**Written problem**: Take the line that contains "What does this" and each line after it in the material below, and transcribe them exactly, stopping at the end.

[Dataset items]

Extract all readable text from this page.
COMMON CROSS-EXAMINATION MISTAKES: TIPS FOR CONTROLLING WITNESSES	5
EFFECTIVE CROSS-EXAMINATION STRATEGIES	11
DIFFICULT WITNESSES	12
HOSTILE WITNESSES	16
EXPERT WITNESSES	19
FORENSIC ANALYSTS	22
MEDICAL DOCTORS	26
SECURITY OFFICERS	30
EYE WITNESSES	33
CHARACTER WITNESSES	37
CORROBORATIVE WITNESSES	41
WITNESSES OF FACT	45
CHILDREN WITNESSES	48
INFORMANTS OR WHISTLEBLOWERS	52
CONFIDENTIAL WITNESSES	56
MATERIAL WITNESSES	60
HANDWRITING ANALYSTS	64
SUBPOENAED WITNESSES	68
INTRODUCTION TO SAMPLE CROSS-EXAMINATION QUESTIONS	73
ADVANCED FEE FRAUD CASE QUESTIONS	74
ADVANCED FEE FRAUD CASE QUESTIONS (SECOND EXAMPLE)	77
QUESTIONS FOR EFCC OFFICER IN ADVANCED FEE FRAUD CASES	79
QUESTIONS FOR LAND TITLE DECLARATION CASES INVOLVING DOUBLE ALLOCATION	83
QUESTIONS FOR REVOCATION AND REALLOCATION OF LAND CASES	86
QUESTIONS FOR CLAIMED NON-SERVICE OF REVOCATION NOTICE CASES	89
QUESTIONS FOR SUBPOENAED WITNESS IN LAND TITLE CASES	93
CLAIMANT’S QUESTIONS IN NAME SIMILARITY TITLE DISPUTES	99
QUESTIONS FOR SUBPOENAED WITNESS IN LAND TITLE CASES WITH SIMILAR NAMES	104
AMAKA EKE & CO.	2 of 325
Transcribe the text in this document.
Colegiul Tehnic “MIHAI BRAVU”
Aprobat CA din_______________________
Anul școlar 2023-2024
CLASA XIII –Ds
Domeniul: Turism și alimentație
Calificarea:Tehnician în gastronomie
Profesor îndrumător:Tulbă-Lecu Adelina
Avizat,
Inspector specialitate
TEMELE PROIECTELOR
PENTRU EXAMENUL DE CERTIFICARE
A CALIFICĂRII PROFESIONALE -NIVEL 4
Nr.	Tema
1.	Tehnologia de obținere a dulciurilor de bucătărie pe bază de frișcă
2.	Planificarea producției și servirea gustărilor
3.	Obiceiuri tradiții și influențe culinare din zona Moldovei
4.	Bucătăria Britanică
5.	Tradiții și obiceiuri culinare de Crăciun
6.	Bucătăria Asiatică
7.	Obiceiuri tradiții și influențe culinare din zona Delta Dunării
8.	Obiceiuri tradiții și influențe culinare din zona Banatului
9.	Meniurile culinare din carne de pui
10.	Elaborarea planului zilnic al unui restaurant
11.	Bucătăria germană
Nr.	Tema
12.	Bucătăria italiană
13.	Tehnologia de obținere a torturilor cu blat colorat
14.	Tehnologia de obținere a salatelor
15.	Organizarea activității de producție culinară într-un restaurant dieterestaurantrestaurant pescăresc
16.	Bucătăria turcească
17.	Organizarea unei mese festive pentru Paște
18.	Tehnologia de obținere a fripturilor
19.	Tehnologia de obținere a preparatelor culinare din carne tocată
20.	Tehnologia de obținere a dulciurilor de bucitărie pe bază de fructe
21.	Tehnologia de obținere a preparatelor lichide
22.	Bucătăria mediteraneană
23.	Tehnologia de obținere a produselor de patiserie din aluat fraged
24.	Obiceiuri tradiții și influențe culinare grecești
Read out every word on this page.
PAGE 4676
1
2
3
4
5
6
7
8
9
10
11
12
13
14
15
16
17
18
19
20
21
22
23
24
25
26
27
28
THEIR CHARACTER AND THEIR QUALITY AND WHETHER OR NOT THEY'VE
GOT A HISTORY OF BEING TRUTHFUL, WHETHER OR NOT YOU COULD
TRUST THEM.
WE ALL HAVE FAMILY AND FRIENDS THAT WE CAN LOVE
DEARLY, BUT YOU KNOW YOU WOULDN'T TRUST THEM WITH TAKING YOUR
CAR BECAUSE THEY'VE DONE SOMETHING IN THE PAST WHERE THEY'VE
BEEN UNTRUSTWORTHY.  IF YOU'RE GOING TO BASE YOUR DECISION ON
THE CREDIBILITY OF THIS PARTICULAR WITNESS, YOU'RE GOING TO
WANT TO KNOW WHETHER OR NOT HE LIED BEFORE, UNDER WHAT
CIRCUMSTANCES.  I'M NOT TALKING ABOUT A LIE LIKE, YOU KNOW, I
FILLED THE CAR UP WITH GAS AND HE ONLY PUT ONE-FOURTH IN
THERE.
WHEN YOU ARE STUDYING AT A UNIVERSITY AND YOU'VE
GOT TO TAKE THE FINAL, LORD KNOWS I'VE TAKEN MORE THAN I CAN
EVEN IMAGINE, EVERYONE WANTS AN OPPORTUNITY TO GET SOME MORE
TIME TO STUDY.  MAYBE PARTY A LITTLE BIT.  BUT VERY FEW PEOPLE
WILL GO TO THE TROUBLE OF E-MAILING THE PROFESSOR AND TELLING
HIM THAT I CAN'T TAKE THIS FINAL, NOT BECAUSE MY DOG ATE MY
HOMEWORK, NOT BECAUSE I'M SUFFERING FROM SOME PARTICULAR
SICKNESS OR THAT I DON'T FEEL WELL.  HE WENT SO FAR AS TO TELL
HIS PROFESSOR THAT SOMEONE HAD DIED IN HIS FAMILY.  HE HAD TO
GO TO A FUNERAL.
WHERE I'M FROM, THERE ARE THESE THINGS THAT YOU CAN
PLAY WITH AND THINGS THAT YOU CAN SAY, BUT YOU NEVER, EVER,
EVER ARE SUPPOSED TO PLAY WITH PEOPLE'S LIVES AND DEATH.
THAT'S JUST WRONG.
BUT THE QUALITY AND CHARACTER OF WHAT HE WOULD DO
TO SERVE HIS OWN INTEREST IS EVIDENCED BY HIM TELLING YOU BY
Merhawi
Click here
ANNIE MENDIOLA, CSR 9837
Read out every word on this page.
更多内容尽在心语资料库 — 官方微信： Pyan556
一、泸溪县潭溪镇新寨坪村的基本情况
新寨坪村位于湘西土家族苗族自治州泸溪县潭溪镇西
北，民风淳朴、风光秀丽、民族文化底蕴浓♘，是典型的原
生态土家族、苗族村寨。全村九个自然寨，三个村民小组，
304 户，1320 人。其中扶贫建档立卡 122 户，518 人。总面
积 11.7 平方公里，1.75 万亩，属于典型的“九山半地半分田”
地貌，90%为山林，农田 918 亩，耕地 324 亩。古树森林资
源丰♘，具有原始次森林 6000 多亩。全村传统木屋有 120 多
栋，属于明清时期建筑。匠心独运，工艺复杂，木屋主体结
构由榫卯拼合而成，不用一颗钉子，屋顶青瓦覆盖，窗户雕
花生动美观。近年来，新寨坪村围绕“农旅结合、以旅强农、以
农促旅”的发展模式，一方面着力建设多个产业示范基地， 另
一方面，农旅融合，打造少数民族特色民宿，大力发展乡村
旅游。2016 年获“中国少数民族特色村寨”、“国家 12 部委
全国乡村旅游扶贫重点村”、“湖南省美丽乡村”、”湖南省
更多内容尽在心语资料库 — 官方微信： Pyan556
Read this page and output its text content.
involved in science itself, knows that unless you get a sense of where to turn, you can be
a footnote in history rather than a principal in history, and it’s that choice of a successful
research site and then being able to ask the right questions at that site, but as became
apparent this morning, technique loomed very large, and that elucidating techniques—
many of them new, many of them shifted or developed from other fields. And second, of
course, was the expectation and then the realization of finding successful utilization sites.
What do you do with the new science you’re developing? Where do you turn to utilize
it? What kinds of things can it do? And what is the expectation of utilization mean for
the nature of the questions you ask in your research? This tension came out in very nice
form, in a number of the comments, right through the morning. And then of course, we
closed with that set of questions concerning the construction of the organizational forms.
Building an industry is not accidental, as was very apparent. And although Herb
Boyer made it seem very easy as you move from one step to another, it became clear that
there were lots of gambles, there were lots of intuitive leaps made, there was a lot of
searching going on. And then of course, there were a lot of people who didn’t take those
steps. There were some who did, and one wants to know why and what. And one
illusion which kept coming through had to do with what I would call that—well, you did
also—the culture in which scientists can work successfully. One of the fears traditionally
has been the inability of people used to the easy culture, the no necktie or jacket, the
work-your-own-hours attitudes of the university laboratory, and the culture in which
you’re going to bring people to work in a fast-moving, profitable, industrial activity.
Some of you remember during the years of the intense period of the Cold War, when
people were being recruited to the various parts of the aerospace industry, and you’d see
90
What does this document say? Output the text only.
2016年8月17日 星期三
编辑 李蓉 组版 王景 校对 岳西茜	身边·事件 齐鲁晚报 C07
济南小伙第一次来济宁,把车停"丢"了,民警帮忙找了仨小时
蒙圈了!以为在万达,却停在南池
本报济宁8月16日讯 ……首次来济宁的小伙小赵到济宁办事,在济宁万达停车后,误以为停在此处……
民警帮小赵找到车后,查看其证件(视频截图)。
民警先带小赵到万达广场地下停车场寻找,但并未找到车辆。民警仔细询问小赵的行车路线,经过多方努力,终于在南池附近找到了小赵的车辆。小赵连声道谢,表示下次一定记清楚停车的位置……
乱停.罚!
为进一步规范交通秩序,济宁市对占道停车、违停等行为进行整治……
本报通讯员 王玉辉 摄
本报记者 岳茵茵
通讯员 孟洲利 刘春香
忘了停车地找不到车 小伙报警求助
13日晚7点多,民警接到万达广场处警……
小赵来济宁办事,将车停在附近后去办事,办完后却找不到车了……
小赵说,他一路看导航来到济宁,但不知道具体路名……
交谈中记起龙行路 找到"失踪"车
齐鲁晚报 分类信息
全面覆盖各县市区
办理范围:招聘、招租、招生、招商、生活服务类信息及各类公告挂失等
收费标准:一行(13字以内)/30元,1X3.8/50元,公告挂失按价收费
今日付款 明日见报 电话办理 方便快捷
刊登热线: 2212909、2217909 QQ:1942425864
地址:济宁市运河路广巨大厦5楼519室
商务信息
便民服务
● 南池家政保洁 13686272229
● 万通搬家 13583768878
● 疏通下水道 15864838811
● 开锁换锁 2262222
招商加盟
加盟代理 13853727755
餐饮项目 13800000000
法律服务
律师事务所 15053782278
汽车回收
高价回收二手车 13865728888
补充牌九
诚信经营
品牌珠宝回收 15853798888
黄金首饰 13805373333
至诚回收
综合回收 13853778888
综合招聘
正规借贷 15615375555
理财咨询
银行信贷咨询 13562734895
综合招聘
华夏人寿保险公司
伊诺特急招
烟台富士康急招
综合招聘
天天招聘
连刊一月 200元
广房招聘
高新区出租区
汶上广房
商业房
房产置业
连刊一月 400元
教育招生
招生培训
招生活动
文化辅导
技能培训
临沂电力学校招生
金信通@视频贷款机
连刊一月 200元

**In response**:
What does this document say? Output the text only.
2016年8月17日 星期三
编辑 李蓉 组版 王景 校对 岳西茜	身边·事件 齐鲁晚报 C07
济南小伙第一次来济宁,把车停"丢"了,民警帮忙找了仨小时
蒙圈了!以为在万达,却停在南池
本报济宁8月16日讯 ……首次来济宁的小伙小赵到济宁办事,在济宁万达停车后,误以为停在此处……
民警帮小赵找到车后,查看其证件(视频截图)。
民警先带小赵到万达广场地下停车场寻找,但并未找到车辆。民警仔细询问小赵的行车路线,经过多方努力,终于在南池附近找到了小赵的车辆。小赵连声道谢,表示下次一定记清楚停车的位置……
乱停.罚!
为进一步规范交通秩序,济宁市对占道停车、违停等行为进行整治……
本报通讯员 王玉辉 摄
本报记者 岳茵茵
通讯员 孟洲利 刘春香
忘了停车地找不到车 小伙报警求助
13日晚7点多,民警接到万达广场处警……
小赵来济宁办事,将车停在附近后去办事,办完后却找不到车了……
小赵说,他一路看导航来到济宁,但不知道具体路名……
交谈中记起龙行路 找到"失踪"车
齐鲁晚报 分类信息
全面覆盖各县市区
办理范围:招聘、招租、招生、招商、生活服务类信息及各类公告挂失等
收费标准:一行(13字以内)/30元,1X3.8/50元,公告挂失按价收费
今日付款 明日见报 电话办理 方便快捷
刊登热线: 2212909、2217909 QQ:1942425864
地址:济宁市运河路广巨大厦5楼519室
商务信息
便民服务
● 南池家政保洁 13686272229
● 万通搬家 13583768878
● 疏通下水道 15864838811
● 开锁换锁 2262222
招商加盟
加盟代理 13853727755
餐饮项目 13800000000
法律服务
律师事务所 15053782278
汽车回收
高价回收二手车 13865728888
补充牌九
诚信经营
品牌珠宝回收 15853798888
黄金首饰 13805373333
至诚回收
综合回收 13853778888
综合招聘
正规借贷 15615375555
理财咨询
银行信贷咨询 13562734895
综合招聘
华夏人寿保险公司
伊诺特急招
烟台富士康急招
综合招聘
天天招聘
连刊一月 200元
广房招聘
高新区出租区
汶上广房
商业房
房产置业
连刊一月 400元
教育招生
招生培训
招生活动
文化辅导
技能培训
临沂电力学校招生
金信通@视频贷款机
连刊一月 200元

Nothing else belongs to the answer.